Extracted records

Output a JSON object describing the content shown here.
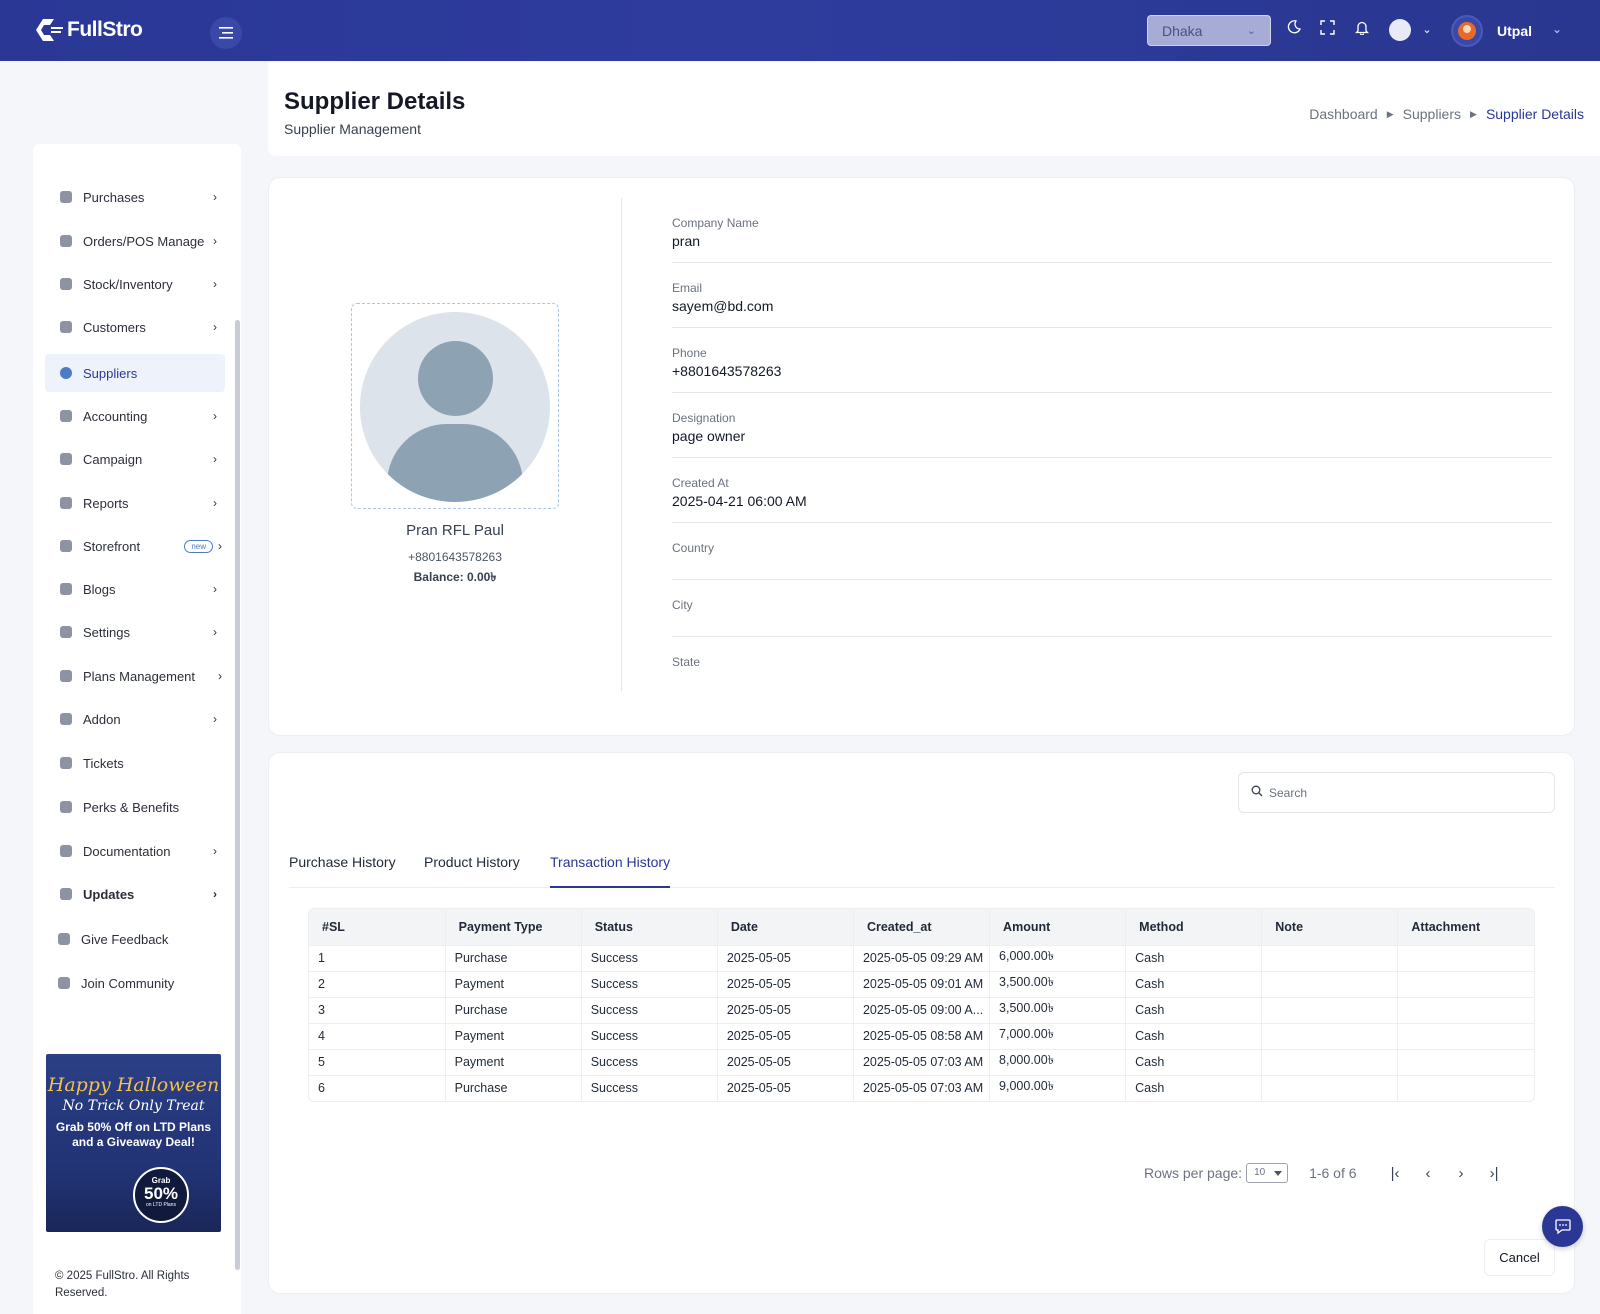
{
  "app": {
    "brand": "FullStro"
  },
  "topbar": {
    "location_select": "Dhaka",
    "user_name": "Utpal"
  },
  "sidebar": {
    "items": [
      {
        "label": "Purchases",
        "chevron": true
      },
      {
        "label": "Orders/POS Management",
        "chevron": true
      },
      {
        "label": "Stock/Inventory",
        "chevron": true
      },
      {
        "label": "Customers",
        "chevron": true
      },
      {
        "label": "Suppliers",
        "chevron": false,
        "active": true
      },
      {
        "label": "Accounting",
        "chevron": true
      },
      {
        "label": "Campaign",
        "chevron": true
      },
      {
        "label": "Reports",
        "chevron": true
      },
      {
        "label": "Storefront",
        "chevron": true,
        "badge": "new"
      },
      {
        "label": "Blogs",
        "chevron": true
      },
      {
        "label": "Settings",
        "chevron": true
      },
      {
        "label": "Plans Management",
        "chevron": true
      },
      {
        "label": "Addon",
        "chevron": true
      },
      {
        "label": "Tickets",
        "chevron": false
      },
      {
        "label": "Perks & Benefits",
        "chevron": false
      },
      {
        "label": "Documentation",
        "chevron": true
      },
      {
        "label": "Updates",
        "chevron": true
      },
      {
        "label": "Give Feedback",
        "chevron": false
      },
      {
        "label": "Join Community",
        "chevron": false
      }
    ],
    "promo": {
      "line1": "Happy Halloween",
      "line2": "No Trick Only Treat",
      "line3": "Grab 50% Off on LTD Plans and a Giveaway Deal!",
      "badge_top": "Grab",
      "badge_main": "50%",
      "badge_bottom": "on LTD Plans"
    },
    "copyright": "© 2025 FullStro. All Rights Reserved."
  },
  "page": {
    "title": "Supplier Details",
    "subtitle": "Supplier Management",
    "breadcrumb": [
      "Dashboard",
      "Suppliers",
      "Supplier Details"
    ]
  },
  "supplier": {
    "name": "Pran RFL Paul",
    "phone": "+8801643578263",
    "balance": "Balance: 0.00৳",
    "fields": [
      {
        "label": "Company Name",
        "value": "pran"
      },
      {
        "label": "Email",
        "value": "sayem@bd.com"
      },
      {
        "label": "Phone",
        "value": "+8801643578263"
      },
      {
        "label": "Designation",
        "value": "page owner"
      },
      {
        "label": "Created At",
        "value": "2025-04-21 06:00 AM"
      },
      {
        "label": "Country",
        "value": ""
      },
      {
        "label": "City",
        "value": ""
      },
      {
        "label": "State",
        "value": ""
      }
    ]
  },
  "history": {
    "search_placeholder": "Search",
    "tabs": [
      "Purchase History",
      "Product History",
      "Transaction History"
    ],
    "active_tab": "Transaction History",
    "columns": [
      "#SL",
      "Payment Type",
      "Status",
      "Date",
      "Created_at",
      "Amount",
      "Method",
      "Note",
      "Attachment"
    ],
    "rows": [
      [
        "1",
        "Purchase",
        "Success",
        "2025-05-05",
        "2025-05-05 09:29 AM",
        "6,000.00৳",
        "Cash",
        "",
        ""
      ],
      [
        "2",
        "Payment",
        "Success",
        "2025-05-05",
        "2025-05-05 09:01 AM",
        "3,500.00৳",
        "Cash",
        "",
        ""
      ],
      [
        "3",
        "Purchase",
        "Success",
        "2025-05-05",
        "2025-05-05 09:00 A...",
        "3,500.00৳",
        "Cash",
        "",
        ""
      ],
      [
        "4",
        "Payment",
        "Success",
        "2025-05-05",
        "2025-05-05 08:58 AM",
        "7,000.00৳",
        "Cash",
        "",
        ""
      ],
      [
        "5",
        "Payment",
        "Success",
        "2025-05-05",
        "2025-05-05 07:03 AM",
        "8,000.00৳",
        "Cash",
        "",
        ""
      ],
      [
        "6",
        "Purchase",
        "Success",
        "2025-05-05",
        "2025-05-05 07:03 AM",
        "9,000.00৳",
        "Cash",
        "",
        ""
      ]
    ],
    "rows_per_page_label": "Rows per page:",
    "rows_per_page": "10",
    "range": "1-6 of 6",
    "cancel_label": "Cancel"
  }
}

[REQUIRED TASK]
Using the listing above, return all lines where the word "Management" occurs.

[ANSWER TO THE EXERCISE]
        "label": "Orders/POS Management",
        "label": "Plans Management",
    "subtitle": "Supplier Management",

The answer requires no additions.